**DIRECTIONS**
Gather all lines from the material that contain "unauthorised".

-------- SUPPLIED RECORDS --------

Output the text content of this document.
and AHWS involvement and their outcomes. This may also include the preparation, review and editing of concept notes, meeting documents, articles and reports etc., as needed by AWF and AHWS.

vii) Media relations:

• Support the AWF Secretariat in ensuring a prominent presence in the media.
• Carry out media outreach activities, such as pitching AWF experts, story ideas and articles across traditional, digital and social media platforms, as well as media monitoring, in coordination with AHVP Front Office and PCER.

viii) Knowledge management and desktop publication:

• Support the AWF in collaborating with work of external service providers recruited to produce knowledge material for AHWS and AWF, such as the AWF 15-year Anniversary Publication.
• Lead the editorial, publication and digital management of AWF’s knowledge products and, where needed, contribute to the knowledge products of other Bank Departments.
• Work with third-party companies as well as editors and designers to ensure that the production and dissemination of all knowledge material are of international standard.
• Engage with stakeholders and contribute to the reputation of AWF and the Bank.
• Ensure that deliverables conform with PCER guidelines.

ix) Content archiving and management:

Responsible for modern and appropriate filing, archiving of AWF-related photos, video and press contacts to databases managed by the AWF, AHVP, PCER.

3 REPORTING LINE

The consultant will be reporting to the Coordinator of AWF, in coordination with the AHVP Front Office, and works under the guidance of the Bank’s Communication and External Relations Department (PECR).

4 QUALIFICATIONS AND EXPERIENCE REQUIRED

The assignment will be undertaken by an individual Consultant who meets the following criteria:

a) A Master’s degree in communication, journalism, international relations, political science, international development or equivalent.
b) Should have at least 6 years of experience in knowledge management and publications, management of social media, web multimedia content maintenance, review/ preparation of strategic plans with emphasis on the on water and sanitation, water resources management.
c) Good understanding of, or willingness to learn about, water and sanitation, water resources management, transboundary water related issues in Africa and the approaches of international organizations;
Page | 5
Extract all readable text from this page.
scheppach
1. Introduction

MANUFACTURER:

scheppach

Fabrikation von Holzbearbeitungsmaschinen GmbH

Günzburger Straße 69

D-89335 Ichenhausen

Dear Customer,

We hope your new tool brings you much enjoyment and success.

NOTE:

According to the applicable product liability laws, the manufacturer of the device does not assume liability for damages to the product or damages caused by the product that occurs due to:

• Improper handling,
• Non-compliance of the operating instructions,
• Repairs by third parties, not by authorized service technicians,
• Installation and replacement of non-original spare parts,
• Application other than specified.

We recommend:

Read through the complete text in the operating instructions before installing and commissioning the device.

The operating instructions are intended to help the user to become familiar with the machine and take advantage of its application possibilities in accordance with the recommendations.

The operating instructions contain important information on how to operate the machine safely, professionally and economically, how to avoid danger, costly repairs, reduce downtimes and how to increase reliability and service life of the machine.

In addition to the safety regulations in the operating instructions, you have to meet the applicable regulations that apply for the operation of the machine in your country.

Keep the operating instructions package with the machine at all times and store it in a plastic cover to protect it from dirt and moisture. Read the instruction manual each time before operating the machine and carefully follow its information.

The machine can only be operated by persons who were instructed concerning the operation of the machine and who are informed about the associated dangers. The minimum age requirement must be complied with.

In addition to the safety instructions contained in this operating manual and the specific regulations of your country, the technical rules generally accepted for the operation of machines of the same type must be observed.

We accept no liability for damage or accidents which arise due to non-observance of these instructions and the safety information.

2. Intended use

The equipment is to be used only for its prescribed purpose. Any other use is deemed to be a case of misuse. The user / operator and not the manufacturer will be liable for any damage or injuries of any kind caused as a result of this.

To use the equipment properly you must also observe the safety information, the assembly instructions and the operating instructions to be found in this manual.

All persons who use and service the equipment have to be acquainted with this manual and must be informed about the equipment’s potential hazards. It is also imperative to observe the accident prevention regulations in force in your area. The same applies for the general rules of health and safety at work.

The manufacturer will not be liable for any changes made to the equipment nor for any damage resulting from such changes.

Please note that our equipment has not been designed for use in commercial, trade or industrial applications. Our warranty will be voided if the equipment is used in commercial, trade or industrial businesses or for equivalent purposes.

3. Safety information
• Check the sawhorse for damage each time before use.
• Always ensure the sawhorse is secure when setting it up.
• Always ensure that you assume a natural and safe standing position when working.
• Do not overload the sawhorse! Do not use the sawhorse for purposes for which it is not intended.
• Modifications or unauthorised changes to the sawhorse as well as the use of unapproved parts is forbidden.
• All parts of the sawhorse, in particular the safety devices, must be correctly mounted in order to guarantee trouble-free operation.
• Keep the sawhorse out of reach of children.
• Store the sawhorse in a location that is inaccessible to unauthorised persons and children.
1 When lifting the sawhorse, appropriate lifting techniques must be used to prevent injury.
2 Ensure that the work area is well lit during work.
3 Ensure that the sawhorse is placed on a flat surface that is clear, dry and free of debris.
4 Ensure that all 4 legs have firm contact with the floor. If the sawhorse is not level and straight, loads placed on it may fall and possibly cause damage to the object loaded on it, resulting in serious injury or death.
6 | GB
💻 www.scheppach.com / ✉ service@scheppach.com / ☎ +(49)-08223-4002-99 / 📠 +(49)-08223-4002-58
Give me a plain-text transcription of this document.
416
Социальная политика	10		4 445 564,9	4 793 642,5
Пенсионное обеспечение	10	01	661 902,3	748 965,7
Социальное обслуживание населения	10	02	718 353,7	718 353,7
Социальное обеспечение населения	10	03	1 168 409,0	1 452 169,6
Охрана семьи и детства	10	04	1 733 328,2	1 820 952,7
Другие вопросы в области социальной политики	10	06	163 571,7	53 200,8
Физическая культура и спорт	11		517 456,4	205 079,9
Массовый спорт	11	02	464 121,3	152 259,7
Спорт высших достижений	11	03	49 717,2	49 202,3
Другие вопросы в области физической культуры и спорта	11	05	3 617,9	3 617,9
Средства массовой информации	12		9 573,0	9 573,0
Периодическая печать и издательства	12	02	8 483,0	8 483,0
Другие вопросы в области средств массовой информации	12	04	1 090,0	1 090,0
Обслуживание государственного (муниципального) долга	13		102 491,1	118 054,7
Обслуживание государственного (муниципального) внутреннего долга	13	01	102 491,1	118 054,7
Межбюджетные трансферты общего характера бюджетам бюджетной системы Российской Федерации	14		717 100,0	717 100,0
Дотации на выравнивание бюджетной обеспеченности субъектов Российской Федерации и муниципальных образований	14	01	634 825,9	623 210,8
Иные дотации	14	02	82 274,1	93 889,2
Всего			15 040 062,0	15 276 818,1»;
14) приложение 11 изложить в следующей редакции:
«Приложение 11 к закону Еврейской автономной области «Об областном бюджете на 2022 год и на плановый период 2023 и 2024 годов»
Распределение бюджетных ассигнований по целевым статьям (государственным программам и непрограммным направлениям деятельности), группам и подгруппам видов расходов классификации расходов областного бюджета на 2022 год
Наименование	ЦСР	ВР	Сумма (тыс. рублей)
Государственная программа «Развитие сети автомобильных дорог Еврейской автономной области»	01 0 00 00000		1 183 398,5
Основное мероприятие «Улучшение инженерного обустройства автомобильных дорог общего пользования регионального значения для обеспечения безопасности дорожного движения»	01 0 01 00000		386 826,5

--------

**PROBLEM SOLUTION**
• Modifications or unauthorised changes to the sawhorse as well as the use of unapproved parts is forbidden.
• Store the sawhorse in a location that is inaccessible to unauthorised persons and children.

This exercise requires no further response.